▶ What is needed
Could you extract every entry below and reproduce it exactly?

==*==

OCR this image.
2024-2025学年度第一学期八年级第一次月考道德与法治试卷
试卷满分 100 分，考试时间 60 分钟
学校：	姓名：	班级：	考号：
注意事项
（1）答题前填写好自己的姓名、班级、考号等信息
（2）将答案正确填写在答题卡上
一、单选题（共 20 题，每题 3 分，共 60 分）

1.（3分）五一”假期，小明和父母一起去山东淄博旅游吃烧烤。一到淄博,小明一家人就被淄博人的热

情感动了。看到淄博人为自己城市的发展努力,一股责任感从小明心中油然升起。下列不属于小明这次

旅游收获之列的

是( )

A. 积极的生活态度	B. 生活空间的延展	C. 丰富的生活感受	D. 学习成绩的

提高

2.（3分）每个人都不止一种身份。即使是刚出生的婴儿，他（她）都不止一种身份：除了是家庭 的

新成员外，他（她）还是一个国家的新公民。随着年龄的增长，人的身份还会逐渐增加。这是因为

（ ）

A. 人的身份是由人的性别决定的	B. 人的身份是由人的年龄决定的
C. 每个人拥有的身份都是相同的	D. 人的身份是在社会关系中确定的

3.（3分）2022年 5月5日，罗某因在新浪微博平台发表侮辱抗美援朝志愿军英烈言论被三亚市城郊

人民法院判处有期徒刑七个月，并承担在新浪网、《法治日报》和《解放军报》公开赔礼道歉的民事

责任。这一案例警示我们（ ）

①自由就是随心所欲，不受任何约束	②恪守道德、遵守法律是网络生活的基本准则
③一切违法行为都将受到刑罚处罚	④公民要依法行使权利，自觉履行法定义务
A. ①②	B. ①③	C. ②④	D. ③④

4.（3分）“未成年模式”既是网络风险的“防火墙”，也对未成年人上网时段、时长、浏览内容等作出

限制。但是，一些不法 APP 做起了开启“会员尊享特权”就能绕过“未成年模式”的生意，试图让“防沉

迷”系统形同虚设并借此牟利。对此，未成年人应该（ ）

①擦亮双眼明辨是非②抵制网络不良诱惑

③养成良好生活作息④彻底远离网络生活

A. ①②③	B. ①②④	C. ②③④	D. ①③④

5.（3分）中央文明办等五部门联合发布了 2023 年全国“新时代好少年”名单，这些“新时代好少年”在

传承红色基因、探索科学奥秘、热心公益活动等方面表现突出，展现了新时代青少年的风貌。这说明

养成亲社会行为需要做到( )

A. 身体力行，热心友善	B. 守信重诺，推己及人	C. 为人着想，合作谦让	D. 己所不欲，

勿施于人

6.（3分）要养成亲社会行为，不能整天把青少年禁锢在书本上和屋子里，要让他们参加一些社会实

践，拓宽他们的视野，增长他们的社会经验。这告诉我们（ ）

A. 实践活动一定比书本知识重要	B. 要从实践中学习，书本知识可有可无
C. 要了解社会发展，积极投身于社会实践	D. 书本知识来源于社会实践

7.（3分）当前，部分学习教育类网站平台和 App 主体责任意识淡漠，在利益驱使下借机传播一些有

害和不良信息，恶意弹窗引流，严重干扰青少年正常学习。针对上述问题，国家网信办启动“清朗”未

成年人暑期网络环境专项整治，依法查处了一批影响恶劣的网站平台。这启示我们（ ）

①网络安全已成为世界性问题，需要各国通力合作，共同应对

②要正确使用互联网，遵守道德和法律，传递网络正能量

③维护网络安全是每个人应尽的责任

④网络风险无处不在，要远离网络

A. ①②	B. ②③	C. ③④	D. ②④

==*==

▶ Task answer
OCR this image.
2024-2025学年度第一学期八年级第一次月考道德与法治试卷
试卷满分 100 分，考试时间 60 分钟
学校：	姓名：	班级：	考号：
注意事项
（1）答题前填写好自己的姓名、班级、考号等信息
（2）将答案正确填写在答题卡上
一、单选题（共 20 题，每题 3 分，共 60 分）

1.（3分）五一”假期，小明和父母一起去山东淄博旅游吃烧烤。一到淄博,小明一家人就被淄博人的热

情感动了。看到淄博人为自己城市的发展努力,一股责任感从小明心中油然升起。下列不属于小明这次

旅游收获之列的

是( )

A. 积极的生活态度	B. 生活空间的延展	C. 丰富的生活感受	D. 学习成绩的

提高

2.（3分）每个人都不止一种身份。即使是刚出生的婴儿，他（她）都不止一种身份：除了是家庭 的

新成员外，他（她）还是一个国家的新公民。随着年龄的增长，人的身份还会逐渐增加。这是因为

（ ）

A. 人的身份是由人的性别决定的	B. 人的身份是由人的年龄决定的
C. 每个人拥有的身份都是相同的	D. 人的身份是在社会关系中确定的

3.（3分）2022年 5月5日，罗某因在新浪微博平台发表侮辱抗美援朝志愿军英烈言论被三亚市城郊

人民法院判处有期徒刑七个月，并承担在新浪网、《法治日报》和《解放军报》公开赔礼道歉的民事

责任。这一案例警示我们（ ）

①自由就是随心所欲，不受任何约束	②恪守道德、遵守法律是网络生活的基本准则
③一切违法行为都将受到刑罚处罚	④公民要依法行使权利，自觉履行法定义务
A. ①②	B. ①③	C. ②④	D. ③④

4.（3分）“未成年模式”既是网络风险的“防火墙”，也对未成年人上网时段、时长、浏览内容等作出

限制。但是，一些不法 APP 做起了开启“会员尊享特权”就能绕过“未成年模式”的生意，试图让“防沉

迷”系统形同虚设并借此牟利。对此，未成年人应该（ ）

①擦亮双眼明辨是非②抵制网络不良诱惑

③养成良好生活作息④彻底远离网络生活

A. ①②③	B. ①②④	C. ②③④	D. ①③④

5.（3分）中央文明办等五部门联合发布了 2023 年全国“新时代好少年”名单，这些“新时代好少年”在

传承红色基因、探索科学奥秘、热心公益活动等方面表现突出，展现了新时代青少年的风貌。这说明

养成亲社会行为需要做到( )

A. 身体力行，热心友善	B. 守信重诺，推己及人	C. 为人着想，合作谦让	D. 己所不欲，

勿施于人

6.（3分）要养成亲社会行为，不能整天把青少年禁锢在书本上和屋子里，要让他们参加一些社会实

践，拓宽他们的视野，增长他们的社会经验。这告诉我们（ ）

A. 实践活动一定比书本知识重要	B. 要从实践中学习，书本知识可有可无
C. 要了解社会发展，积极投身于社会实践	D. 书本知识来源于社会实践

7.（3分）当前，部分学习教育类网站平台和 App 主体责任意识淡漠，在利益驱使下借机传播一些有

害和不良信息，恶意弹窗引流，严重干扰青少年正常学习。针对上述问题，国家网信办启动“清朗”未

成年人暑期网络环境专项整治，依法查处了一批影响恶劣的网站平台。这启示我们（ ）

①网络安全已成为世界性问题，需要各国通力合作，共同应对

②要正确使用互联网，遵守道德和法律，传递网络正能量

③维护网络安全是每个人应尽的责任

④网络风险无处不在，要远离网络

A. ①②	B. ②③	C. ③④	D. ②④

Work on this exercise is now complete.